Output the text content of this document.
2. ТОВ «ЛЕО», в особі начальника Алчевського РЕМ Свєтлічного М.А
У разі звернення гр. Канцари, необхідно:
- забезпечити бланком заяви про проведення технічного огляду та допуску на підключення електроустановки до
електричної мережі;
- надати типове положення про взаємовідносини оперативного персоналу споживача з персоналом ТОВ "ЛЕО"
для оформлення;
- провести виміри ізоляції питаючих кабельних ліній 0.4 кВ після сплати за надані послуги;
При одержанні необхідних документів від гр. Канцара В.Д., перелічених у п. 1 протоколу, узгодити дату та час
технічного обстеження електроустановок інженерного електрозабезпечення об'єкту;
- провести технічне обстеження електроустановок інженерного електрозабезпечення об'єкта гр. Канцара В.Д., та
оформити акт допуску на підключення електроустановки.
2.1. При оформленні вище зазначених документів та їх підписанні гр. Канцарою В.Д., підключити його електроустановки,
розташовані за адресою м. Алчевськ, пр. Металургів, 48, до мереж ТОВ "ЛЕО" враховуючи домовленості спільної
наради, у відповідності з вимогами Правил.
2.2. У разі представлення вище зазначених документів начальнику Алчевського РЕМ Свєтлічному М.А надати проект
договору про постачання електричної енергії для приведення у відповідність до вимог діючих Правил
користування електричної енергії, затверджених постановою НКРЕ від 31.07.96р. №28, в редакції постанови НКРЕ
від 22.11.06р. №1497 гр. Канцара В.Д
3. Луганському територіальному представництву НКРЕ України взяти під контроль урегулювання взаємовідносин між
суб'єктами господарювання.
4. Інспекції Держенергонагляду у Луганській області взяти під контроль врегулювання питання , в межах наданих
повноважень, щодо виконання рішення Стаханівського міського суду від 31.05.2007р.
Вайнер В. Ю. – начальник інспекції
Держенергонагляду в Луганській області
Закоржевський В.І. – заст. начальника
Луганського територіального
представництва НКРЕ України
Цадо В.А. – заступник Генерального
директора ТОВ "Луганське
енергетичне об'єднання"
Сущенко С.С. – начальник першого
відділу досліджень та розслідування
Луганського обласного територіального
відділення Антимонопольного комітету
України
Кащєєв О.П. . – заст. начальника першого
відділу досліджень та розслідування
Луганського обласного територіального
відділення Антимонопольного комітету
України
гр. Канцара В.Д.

○ ○ ○ ○

Goal - Collect the lines of the data that carry the word "зазначених".

The solution -
2.1. При оформленні вище зазначених документів та їх підписанні гр. Канцарою В.Д., підключити його електроустановки,
2.2. У разі представлення вище зазначених документів начальнику Алчевського РЕМ Свєтлічному М.А надати проект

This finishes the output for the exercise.